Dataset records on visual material
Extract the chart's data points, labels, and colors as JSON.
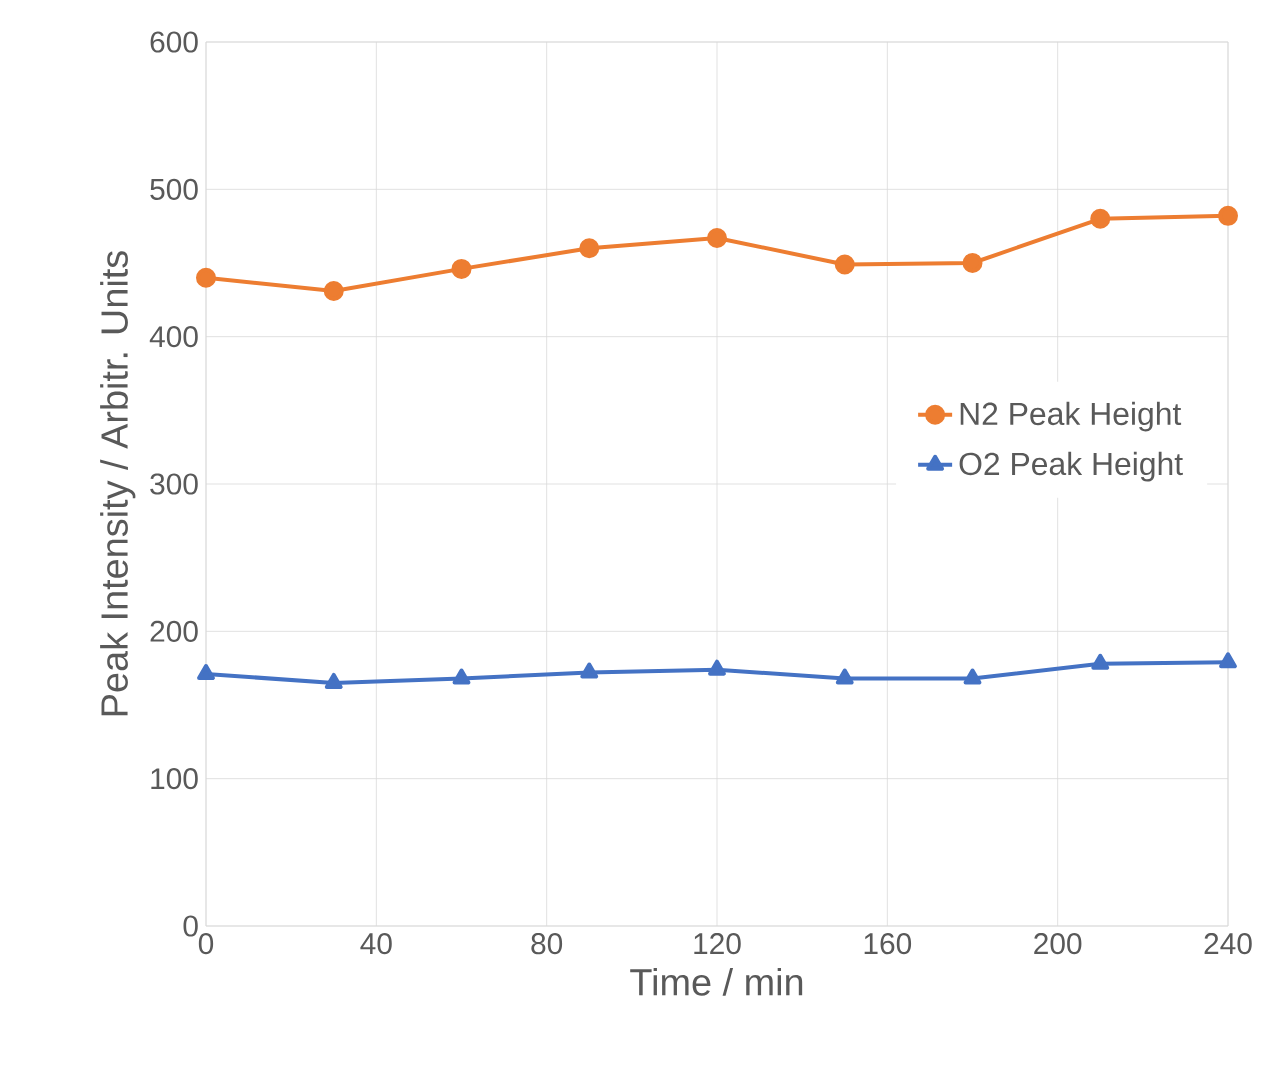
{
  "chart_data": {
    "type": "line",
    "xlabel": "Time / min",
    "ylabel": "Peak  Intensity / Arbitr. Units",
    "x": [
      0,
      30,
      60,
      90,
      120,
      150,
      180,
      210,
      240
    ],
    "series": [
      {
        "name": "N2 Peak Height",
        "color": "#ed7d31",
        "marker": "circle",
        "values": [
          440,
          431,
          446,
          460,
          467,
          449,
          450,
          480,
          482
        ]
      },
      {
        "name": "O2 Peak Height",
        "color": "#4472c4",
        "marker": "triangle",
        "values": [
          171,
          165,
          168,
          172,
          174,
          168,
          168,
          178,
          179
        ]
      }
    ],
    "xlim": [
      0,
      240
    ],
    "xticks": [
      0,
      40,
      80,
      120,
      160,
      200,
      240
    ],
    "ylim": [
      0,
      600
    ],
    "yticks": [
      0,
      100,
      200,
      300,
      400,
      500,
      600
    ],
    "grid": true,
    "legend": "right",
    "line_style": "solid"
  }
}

Problem statement
Locate all lines holding the word "Peak", then copy them out.

Finished answer
    "ylabel": "Peak  Intensity / Arbitr. Units",
        "name": "N2 Peak Height",
        "name": "O2 Peak Height",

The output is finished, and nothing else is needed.